- EXTRACTED ENTRIES

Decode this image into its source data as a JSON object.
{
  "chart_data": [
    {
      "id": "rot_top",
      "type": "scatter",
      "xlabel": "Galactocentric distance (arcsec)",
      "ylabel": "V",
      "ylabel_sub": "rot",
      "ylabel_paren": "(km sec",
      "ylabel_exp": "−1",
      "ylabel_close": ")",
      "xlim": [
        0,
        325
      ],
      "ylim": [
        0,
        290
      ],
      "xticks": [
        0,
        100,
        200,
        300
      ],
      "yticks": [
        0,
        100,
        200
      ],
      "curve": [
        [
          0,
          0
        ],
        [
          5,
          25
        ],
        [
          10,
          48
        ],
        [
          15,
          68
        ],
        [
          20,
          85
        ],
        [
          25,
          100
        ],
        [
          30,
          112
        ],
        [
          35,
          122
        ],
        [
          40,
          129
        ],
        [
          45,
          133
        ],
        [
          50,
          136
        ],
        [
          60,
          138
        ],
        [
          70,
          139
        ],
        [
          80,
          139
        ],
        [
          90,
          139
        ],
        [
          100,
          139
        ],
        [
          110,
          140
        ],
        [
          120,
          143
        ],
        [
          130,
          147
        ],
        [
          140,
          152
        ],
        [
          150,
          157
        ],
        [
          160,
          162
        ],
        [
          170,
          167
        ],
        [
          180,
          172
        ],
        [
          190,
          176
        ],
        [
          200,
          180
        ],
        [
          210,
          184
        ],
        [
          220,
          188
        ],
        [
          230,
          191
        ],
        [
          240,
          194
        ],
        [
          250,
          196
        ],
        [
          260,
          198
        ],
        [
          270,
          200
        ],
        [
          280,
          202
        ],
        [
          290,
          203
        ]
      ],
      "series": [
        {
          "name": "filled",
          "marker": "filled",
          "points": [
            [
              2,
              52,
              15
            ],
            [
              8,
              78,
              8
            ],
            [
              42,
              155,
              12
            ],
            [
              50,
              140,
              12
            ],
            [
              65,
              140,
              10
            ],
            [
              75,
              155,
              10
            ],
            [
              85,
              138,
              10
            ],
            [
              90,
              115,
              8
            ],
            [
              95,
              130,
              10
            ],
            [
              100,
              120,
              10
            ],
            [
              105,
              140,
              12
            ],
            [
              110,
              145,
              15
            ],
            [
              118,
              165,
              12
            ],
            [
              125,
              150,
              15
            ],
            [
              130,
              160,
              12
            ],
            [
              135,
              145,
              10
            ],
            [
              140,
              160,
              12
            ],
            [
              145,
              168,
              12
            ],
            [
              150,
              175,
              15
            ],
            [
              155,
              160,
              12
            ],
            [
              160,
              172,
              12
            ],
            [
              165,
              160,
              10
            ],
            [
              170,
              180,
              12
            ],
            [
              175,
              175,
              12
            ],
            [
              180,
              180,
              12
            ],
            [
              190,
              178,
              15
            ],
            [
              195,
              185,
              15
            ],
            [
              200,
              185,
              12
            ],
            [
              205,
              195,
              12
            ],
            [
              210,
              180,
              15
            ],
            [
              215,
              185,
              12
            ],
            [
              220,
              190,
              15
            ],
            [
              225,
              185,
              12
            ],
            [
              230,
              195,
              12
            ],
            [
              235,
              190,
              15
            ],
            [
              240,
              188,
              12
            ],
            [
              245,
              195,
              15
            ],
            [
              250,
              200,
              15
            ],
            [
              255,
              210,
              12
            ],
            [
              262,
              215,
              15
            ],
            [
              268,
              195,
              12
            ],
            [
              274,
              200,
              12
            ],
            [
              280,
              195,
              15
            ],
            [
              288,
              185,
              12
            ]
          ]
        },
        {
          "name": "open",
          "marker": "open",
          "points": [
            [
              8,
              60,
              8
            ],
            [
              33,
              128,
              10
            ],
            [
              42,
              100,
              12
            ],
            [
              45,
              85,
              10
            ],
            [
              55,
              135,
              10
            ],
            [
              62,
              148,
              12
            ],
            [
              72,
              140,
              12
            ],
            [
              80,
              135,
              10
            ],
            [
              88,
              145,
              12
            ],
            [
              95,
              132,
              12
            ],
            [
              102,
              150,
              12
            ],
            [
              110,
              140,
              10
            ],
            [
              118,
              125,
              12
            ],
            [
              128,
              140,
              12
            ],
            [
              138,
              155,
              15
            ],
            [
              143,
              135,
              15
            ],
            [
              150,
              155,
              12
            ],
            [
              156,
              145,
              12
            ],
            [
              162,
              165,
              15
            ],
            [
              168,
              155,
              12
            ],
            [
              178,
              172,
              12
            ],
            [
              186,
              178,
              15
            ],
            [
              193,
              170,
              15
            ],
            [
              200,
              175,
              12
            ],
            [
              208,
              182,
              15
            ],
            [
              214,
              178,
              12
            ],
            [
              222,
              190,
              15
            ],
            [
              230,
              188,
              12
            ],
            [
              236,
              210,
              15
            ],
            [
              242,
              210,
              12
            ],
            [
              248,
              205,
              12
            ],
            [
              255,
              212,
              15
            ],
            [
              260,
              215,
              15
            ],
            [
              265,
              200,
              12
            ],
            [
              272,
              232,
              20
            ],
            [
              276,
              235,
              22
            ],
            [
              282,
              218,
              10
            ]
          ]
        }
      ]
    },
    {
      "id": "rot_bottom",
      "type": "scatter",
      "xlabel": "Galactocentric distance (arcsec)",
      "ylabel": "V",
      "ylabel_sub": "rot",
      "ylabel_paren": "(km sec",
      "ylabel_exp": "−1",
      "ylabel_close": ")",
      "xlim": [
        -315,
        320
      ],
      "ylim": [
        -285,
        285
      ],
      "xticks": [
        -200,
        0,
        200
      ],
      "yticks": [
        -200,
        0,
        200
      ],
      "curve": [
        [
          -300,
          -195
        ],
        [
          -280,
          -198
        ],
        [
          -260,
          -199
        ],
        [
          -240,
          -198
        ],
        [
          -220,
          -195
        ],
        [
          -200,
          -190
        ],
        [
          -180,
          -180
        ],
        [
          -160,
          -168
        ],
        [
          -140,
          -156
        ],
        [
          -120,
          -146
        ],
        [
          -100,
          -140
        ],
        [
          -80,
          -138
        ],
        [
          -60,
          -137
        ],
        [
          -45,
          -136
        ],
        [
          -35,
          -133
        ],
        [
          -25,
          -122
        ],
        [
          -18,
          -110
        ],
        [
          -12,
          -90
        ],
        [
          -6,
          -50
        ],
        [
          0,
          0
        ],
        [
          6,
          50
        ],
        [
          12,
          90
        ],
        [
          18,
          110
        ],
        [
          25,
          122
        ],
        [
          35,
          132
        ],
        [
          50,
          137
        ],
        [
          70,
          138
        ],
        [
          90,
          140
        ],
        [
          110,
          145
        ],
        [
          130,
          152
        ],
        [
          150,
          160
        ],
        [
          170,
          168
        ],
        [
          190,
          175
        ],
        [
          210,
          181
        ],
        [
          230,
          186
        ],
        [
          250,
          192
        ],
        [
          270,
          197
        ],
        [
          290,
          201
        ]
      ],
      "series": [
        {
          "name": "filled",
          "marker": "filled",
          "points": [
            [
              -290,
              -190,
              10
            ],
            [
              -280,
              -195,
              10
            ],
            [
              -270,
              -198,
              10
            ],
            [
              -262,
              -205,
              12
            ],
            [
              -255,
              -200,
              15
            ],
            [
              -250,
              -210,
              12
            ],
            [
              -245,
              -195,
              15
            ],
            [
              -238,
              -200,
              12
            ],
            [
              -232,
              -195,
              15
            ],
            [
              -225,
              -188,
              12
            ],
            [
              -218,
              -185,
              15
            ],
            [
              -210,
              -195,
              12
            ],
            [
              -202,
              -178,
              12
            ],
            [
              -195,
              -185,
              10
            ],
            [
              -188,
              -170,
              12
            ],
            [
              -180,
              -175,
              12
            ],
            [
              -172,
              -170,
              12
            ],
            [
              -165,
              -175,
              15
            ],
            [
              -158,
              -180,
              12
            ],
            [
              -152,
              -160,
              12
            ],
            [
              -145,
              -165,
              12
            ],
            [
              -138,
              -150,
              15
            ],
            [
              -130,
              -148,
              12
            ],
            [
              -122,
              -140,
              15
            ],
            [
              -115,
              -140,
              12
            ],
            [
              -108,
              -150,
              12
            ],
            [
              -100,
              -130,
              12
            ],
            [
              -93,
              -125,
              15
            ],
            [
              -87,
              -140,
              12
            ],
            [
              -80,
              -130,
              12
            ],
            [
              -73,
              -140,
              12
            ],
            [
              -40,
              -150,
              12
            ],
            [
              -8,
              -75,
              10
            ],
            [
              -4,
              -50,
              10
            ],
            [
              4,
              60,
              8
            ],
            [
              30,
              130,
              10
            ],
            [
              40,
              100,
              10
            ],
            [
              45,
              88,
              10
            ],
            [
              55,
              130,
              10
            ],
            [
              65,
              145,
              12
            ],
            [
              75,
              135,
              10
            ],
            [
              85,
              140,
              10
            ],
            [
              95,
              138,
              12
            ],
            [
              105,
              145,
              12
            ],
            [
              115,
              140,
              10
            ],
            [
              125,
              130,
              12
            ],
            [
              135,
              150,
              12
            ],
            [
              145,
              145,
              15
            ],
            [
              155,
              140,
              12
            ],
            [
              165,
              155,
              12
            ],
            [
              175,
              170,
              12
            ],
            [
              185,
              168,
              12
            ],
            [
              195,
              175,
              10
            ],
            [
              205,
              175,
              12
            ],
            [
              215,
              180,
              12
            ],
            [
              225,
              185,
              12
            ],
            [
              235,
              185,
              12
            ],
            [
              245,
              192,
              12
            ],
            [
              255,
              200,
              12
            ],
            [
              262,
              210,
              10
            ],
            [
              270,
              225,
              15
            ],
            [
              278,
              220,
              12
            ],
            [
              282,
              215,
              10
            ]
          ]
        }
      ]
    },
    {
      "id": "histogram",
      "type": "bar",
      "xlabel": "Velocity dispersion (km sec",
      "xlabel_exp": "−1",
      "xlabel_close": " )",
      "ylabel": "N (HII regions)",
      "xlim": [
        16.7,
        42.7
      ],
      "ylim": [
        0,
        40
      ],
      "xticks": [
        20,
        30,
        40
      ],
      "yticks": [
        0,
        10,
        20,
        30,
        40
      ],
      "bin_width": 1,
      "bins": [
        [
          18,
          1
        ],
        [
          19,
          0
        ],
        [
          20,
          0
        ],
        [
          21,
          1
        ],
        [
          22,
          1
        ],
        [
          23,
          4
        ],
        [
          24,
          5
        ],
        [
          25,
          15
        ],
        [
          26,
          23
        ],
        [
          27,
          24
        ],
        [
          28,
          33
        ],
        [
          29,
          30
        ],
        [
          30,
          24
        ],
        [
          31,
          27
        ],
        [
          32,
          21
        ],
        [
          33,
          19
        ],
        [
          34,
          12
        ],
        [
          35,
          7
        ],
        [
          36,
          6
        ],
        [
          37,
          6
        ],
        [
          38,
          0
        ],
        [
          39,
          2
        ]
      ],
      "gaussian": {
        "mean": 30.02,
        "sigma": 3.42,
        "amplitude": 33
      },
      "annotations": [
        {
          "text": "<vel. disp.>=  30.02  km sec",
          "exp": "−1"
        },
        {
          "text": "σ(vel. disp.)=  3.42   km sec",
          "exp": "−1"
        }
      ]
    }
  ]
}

- GIVEN INSTRUCTION
Pull out all lines from the listing that contain the string "text".

- TASK RESULT
          "text": "<vel. disp.>=  30.02  km sec",
          "text": "σ(vel. disp.)=  3.42   km sec",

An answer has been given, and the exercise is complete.